The problem - Every entry needs to be printed exactly, please.
** begin **
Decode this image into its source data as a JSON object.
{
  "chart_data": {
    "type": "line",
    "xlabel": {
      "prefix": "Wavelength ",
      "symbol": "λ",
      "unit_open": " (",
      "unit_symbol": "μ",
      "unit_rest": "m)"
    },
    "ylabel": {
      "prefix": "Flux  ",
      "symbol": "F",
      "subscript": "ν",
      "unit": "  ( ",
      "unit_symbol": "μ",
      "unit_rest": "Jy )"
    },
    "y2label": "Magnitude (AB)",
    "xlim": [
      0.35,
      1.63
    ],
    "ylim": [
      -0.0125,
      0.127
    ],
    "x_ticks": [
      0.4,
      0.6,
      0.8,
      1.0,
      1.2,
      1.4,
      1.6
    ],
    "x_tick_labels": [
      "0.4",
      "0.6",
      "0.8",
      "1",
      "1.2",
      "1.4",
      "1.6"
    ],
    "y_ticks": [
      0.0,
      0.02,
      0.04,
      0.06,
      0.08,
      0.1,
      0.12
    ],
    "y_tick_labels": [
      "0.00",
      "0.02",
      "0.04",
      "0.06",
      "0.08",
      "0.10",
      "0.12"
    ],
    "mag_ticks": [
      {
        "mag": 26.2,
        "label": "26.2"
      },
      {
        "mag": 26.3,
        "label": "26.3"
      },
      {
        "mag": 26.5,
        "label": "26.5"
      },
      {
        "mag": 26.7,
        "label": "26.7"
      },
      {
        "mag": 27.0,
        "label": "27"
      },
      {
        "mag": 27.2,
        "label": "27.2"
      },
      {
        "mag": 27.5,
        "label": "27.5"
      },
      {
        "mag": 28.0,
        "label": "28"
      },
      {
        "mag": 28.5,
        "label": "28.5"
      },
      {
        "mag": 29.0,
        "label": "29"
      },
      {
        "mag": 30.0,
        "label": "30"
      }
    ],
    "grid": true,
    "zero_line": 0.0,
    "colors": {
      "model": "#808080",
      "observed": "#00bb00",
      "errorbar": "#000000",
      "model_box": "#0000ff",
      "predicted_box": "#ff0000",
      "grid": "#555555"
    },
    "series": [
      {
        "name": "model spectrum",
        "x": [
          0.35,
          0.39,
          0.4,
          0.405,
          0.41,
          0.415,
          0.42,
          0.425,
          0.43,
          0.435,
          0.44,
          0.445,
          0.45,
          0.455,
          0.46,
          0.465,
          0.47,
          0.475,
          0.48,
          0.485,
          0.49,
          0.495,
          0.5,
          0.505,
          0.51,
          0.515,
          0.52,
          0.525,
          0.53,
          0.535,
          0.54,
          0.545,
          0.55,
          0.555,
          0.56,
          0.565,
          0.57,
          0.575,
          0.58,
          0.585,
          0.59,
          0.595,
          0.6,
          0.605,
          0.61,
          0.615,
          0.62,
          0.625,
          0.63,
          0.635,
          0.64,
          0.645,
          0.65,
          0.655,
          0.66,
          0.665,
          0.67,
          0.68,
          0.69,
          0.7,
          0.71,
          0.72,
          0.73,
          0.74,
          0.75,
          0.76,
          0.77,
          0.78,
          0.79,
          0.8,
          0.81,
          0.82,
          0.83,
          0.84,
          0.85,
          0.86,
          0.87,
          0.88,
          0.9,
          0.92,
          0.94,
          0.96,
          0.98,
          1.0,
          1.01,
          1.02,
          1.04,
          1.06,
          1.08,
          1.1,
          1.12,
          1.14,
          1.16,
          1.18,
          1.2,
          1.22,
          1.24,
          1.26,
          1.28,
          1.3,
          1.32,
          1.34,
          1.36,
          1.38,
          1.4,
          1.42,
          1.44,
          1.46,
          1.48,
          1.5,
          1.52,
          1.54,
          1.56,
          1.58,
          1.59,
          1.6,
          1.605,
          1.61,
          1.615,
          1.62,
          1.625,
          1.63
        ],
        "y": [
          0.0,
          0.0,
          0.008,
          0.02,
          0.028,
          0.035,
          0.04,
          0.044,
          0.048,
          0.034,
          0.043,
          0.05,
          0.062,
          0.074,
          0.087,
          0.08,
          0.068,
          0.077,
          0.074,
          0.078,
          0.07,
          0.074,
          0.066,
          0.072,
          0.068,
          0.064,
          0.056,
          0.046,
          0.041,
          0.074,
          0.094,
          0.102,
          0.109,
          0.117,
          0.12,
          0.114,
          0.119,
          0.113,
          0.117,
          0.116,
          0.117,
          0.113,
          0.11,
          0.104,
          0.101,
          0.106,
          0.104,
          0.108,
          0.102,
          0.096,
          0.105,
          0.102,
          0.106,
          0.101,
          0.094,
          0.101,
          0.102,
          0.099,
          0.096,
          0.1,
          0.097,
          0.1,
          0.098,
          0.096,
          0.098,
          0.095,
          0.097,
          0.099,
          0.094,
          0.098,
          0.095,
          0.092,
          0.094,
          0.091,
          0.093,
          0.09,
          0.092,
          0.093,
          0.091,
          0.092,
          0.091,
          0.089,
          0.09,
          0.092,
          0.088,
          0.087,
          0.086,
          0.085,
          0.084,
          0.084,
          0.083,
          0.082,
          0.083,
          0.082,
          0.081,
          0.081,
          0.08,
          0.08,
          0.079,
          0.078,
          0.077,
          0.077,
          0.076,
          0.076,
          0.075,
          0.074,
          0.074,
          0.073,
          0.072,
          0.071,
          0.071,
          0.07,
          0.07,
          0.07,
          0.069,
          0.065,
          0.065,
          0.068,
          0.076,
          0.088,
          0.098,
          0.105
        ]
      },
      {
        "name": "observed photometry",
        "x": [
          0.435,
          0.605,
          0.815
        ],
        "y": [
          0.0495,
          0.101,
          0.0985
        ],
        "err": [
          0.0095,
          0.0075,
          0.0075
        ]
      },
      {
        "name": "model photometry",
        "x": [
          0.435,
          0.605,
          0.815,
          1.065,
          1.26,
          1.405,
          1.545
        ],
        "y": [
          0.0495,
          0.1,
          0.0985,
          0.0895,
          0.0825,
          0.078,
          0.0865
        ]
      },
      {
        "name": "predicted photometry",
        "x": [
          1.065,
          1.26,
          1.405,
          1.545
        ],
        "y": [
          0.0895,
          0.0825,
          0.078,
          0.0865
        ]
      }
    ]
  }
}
** end **
Correct response -
Decode this image into its source data as a JSON object.
{
  "chart_data": {
    "type": "line",
    "xlabel": {
      "prefix": "Wavelength ",
      "symbol": "λ",
      "unit_open": " (",
      "unit_symbol": "μ",
      "unit_rest": "m)"
    },
    "ylabel": {
      "prefix": "Flux  ",
      "symbol": "F",
      "subscript": "ν",
      "unit": "  ( ",
      "unit_symbol": "μ",
      "unit_rest": "Jy )"
    },
    "y2label": "Magnitude (AB)",
    "xlim": [
      0.35,
      1.63
    ],
    "ylim": [
      -0.0125,
      0.127
    ],
    "x_ticks": [
      0.4,
      0.6,
      0.8,
      1.0,
      1.2,
      1.4,
      1.6
    ],
    "x_tick_labels": [
      "0.4",
      "0.6",
      "0.8",
      "1",
      "1.2",
      "1.4",
      "1.6"
    ],
    "y_ticks": [
      0.0,
      0.02,
      0.04,
      0.06,
      0.08,
      0.1,
      0.12
    ],
    "y_tick_labels": [
      "0.00",
      "0.02",
      "0.04",
      "0.06",
      "0.08",
      "0.10",
      "0.12"
    ],
    "mag_ticks": [
      {
        "mag": 26.2,
        "label": "26.2"
      },
      {
        "mag": 26.3,
        "label": "26.3"
      },
      {
        "mag": 26.5,
        "label": "26.5"
      },
      {
        "mag": 26.7,
        "label": "26.7"
      },
      {
        "mag": 27.0,
        "label": "27"
      },
      {
        "mag": 27.2,
        "label": "27.2"
      },
      {
        "mag": 27.5,
        "label": "27.5"
      },
      {
        "mag": 28.0,
        "label": "28"
      },
      {
        "mag": 28.5,
        "label": "28.5"
      },
      {
        "mag": 29.0,
        "label": "29"
      },
      {
        "mag": 30.0,
        "label": "30"
      }
    ],
    "grid": true,
    "zero_line": 0.0,
    "colors": {
      "model": "#808080",
      "observed": "#00bb00",
      "errorbar": "#000000",
      "model_box": "#0000ff",
      "predicted_box": "#ff0000",
      "grid": "#555555"
    },
    "series": [
      {
        "name": "model spectrum",
        "x": [
          0.35,
          0.39,
          0.4,
          0.405,
          0.41,
          0.415,
          0.42,
          0.425,
          0.43,
          0.435,
          0.44,
          0.445,
          0.45,
          0.455,
          0.46,
          0.465,
          0.47,
          0.475,
          0.48,
          0.485,
          0.49,
          0.495,
          0.5,
          0.505,
          0.51,
          0.515,
          0.52,
          0.525,
          0.53,
          0.535,
          0.54,
          0.545,
          0.55,
          0.555,
          0.56,
          0.565,
          0.57,
          0.575,
          0.58,
          0.585,
          0.59,
          0.595,
          0.6,
          0.605,
          0.61,
          0.615,
          0.62,
          0.625,
          0.63,
          0.635,
          0.64,
          0.645,
          0.65,
          0.655,
          0.66,
          0.665,
          0.67,
          0.68,
          0.69,
          0.7,
          0.71,
          0.72,
          0.73,
          0.74,
          0.75,
          0.76,
          0.77,
          0.78,
          0.79,
          0.8,
          0.81,
          0.82,
          0.83,
          0.84,
          0.85,
          0.86,
          0.87,
          0.88,
          0.9,
          0.92,
          0.94,
          0.96,
          0.98,
          1.0,
          1.01,
          1.02,
          1.04,
          1.06,
          1.08,
          1.1,
          1.12,
          1.14,
          1.16,
          1.18,
          1.2,
          1.22,
          1.24,
          1.26,
          1.28,
          1.3,
          1.32,
          1.34,
          1.36,
          1.38,
          1.4,
          1.42,
          1.44,
          1.46,
          1.48,
          1.5,
          1.52,
          1.54,
          1.56,
          1.58,
          1.59,
          1.6,
          1.605,
          1.61,
          1.615,
          1.62,
          1.625,
          1.63
        ],
        "y": [
          0.0,
          0.0,
          0.008,
          0.02,
          0.028,
          0.035,
          0.04,
          0.044,
          0.048,
          0.034,
          0.043,
          0.05,
          0.062,
          0.074,
          0.087,
          0.08,
          0.068,
          0.077,
          0.074,
          0.078,
          0.07,
          0.074,
          0.066,
          0.072,
          0.068,
          0.064,
          0.056,
          0.046,
          0.041,
          0.074,
          0.094,
          0.102,
          0.109,
          0.117,
          0.12,
          0.114,
          0.119,
          0.113,
          0.117,
          0.116,
          0.117,
          0.113,
          0.11,
          0.104,
          0.101,
          0.106,
          0.104,
          0.108,
          0.102,
          0.096,
          0.105,
          0.102,
          0.106,
          0.101,
          0.094,
          0.101,
          0.102,
          0.099,
          0.096,
          0.1,
          0.097,
          0.1,
          0.098,
          0.096,
          0.098,
          0.095,
          0.097,
          0.099,
          0.094,
          0.098,
          0.095,
          0.092,
          0.094,
          0.091,
          0.093,
          0.09,
          0.092,
          0.093,
          0.091,
          0.092,
          0.091,
          0.089,
          0.09,
          0.092,
          0.088,
          0.087,
          0.086,
          0.085,
          0.084,
          0.084,
          0.083,
          0.082,
          0.083,
          0.082,
          0.081,
          0.081,
          0.08,
          0.08,
          0.079,
          0.078,
          0.077,
          0.077,
          0.076,
          0.076,
          0.075,
          0.074,
          0.074,
          0.073,
          0.072,
          0.071,
          0.071,
          0.07,
          0.07,
          0.07,
          0.069,
          0.065,
          0.065,
          0.068,
          0.076,
          0.088,
          0.098,
          0.105
        ]
      },
      {
        "name": "observed photometry",
        "x": [
          0.435,
          0.605,
          0.815
        ],
        "y": [
          0.0495,
          0.101,
          0.0985
        ],
        "err": [
          0.0095,
          0.0075,
          0.0075
        ]
      },
      {
        "name": "model photometry",
        "x": [
          0.435,
          0.605,
          0.815,
          1.065,
          1.26,
          1.405,
          1.545
        ],
        "y": [
          0.0495,
          0.1,
          0.0985,
          0.0895,
          0.0825,
          0.078,
          0.0865
        ]
      },
      {
        "name": "predicted photometry",
        "x": [
          1.065,
          1.26,
          1.405,
          1.545
        ],
        "y": [
          0.0895,
          0.0825,
          0.078,
          0.0865
        ]
      }
    ]
  }
}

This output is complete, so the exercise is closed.